Written task:
Set down the records once more, please, exactly and with the pictures left out.

Records shown:
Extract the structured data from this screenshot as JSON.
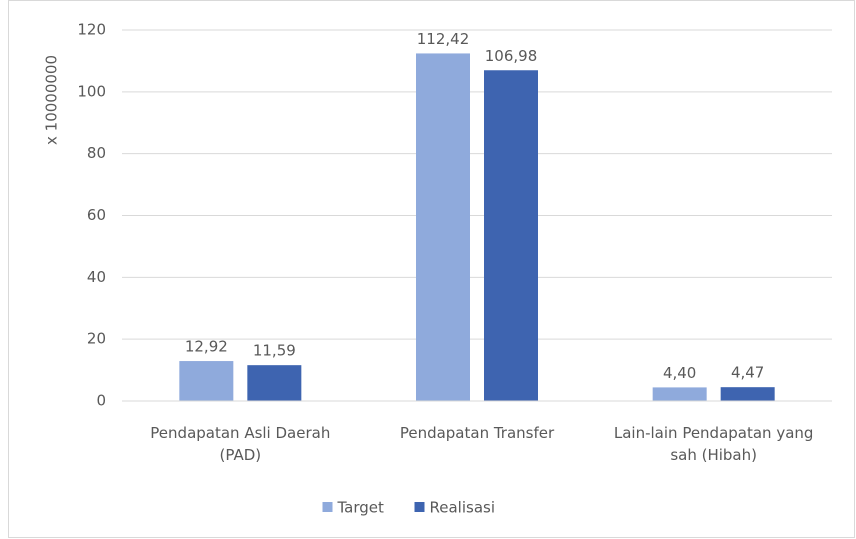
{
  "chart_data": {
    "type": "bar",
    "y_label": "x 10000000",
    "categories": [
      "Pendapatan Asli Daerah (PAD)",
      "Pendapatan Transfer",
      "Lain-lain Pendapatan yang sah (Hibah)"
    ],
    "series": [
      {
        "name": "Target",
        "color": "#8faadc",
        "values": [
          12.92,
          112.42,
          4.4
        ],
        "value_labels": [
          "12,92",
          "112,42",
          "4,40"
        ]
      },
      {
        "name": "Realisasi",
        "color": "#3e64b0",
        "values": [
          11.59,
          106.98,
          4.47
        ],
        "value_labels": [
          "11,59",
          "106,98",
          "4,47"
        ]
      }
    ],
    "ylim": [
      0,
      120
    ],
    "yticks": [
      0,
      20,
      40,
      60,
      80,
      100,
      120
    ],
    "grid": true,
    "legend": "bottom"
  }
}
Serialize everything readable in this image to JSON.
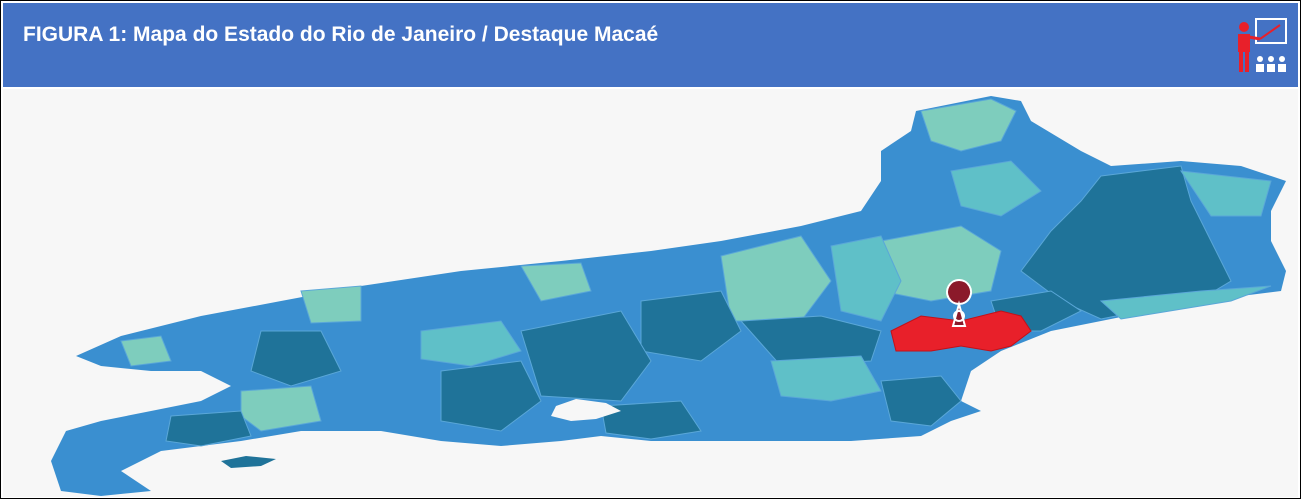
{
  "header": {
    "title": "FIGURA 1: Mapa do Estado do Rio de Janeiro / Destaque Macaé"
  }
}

The response:
Extract the structured data from this screenshot as JSON.
{
  "chart_data": {
    "type": "bar",
    "y_label": "x 10000000",
    "categories": [
      "Pendapatan Asli Daerah (PAD)",
      "Pendapatan Transfer",
      "Lain-lain Pendapatan yang sah (Hibah)"
    ],
    "series": [
      {
        "name": "Target",
        "color": "#8faadc",
        "values": [
          12.92,
          112.42,
          4.4
        ],
        "value_labels": [
          "12,92",
          "112,42",
          "4,40"
        ]
      },
      {
        "name": "Realisasi",
        "color": "#3e64b0",
        "values": [
          11.59,
          106.98,
          4.47
        ],
        "value_labels": [
          "11,59",
          "106,98",
          "4,47"
        ]
      }
    ],
    "ylim": [
      0,
      120
    ],
    "yticks": [
      0,
      20,
      40,
      60,
      80,
      100,
      120
    ],
    "grid": true,
    "legend": "bottom"
  }
}
Serialize everything readable in this image to JSON.
{
  "header": {
    "title": "FIGURA 1: Mapa do Estado do Rio de Janeiro / Destaque Macaé"
  }
}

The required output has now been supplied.